Lines of data
----------
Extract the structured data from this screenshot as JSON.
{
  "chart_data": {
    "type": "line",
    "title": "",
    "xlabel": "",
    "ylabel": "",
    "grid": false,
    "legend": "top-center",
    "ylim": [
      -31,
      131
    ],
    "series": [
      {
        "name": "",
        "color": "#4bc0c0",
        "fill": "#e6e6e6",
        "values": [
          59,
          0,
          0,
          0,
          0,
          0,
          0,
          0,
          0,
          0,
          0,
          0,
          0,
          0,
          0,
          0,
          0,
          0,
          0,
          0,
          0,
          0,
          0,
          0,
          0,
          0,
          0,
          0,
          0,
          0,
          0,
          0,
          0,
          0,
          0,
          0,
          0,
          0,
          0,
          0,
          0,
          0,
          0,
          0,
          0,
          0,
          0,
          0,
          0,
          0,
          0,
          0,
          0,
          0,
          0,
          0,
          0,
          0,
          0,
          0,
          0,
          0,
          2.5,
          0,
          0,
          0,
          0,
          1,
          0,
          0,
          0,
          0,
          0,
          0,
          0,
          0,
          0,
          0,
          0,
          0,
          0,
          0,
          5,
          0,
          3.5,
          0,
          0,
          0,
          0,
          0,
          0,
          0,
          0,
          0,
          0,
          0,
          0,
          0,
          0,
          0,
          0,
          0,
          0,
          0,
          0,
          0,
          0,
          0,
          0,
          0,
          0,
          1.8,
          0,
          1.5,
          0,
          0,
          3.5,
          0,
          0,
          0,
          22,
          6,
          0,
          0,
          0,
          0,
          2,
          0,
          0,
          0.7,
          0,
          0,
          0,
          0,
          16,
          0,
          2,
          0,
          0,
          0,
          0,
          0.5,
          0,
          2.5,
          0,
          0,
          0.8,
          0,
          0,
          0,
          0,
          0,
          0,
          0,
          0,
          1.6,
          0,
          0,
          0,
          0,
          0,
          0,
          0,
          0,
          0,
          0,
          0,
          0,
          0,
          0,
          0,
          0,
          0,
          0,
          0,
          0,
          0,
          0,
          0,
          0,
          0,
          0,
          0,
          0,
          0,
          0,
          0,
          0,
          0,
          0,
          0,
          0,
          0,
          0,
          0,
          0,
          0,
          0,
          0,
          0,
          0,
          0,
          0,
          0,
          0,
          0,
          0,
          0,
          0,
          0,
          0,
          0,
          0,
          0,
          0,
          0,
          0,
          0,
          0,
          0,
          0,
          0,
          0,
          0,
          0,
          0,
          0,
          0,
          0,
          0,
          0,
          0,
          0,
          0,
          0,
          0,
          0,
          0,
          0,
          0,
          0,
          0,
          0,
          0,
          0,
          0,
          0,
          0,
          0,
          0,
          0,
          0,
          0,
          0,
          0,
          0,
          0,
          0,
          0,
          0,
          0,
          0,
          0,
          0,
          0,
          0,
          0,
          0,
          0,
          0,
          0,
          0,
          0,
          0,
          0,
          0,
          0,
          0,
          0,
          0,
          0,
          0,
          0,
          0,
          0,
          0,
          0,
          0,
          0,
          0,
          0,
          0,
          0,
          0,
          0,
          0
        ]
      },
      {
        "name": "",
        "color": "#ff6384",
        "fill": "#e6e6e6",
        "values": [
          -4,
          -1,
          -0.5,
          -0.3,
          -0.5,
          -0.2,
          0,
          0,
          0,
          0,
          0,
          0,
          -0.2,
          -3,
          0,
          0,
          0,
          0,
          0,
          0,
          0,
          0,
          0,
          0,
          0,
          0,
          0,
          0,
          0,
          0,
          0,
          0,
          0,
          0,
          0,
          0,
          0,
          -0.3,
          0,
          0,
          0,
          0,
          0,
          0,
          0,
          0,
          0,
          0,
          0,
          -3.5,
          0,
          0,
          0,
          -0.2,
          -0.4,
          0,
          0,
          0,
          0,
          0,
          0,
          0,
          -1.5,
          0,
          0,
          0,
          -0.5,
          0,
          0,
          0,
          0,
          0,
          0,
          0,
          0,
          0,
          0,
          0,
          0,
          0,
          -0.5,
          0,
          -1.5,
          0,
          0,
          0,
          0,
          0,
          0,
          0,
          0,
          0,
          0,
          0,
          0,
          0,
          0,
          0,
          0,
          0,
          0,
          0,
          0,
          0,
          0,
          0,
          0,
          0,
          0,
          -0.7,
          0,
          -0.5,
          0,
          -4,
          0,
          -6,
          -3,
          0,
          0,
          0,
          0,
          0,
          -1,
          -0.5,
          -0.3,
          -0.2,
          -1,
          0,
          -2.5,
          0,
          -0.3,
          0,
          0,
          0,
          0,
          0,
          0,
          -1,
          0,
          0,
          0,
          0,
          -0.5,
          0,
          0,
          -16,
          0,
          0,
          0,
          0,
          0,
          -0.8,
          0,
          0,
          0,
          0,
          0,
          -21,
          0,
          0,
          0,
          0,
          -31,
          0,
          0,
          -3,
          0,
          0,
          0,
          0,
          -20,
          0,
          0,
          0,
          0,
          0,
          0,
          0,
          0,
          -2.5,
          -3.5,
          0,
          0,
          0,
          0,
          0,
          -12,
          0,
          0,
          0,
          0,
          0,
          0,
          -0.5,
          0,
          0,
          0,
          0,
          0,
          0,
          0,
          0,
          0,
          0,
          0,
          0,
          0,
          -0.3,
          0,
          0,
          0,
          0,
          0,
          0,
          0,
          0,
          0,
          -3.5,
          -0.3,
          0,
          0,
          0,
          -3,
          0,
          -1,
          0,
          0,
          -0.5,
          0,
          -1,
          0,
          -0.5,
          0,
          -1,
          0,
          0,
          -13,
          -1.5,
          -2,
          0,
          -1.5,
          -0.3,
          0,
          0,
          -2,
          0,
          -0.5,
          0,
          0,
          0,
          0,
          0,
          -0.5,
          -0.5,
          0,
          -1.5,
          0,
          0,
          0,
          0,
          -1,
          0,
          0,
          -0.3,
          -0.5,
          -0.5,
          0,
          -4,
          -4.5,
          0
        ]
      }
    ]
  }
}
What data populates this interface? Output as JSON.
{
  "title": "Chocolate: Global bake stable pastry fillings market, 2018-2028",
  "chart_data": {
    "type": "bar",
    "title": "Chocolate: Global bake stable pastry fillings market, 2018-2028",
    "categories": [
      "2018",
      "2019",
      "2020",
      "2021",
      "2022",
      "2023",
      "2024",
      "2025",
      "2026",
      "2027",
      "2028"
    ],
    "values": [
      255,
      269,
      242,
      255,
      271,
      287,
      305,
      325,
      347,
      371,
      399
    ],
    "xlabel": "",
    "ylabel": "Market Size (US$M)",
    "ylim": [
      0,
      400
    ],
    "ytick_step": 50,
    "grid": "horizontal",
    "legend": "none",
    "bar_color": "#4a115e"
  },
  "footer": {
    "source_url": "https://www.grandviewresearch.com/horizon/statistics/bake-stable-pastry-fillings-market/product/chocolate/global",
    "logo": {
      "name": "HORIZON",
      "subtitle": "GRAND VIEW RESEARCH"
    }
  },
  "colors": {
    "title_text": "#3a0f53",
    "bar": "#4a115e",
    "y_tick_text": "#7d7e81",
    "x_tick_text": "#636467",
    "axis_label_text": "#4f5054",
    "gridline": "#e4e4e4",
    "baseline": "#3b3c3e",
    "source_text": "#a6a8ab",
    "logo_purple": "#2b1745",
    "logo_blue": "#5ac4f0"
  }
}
----------
*Stated task*: Extract all lines that hold the word "stable".

*Response to the exercise*:
  "title": "Chocolate: Global bake stable pastry fillings market, 2018-2028",
    "title": "Chocolate: Global bake stable pastry fillings market, 2018-2028",
    "source_url": "https://www.grandviewresearch.com/horizon/statistics/bake-stable-pastry-fillings-market/product/chocolate/global",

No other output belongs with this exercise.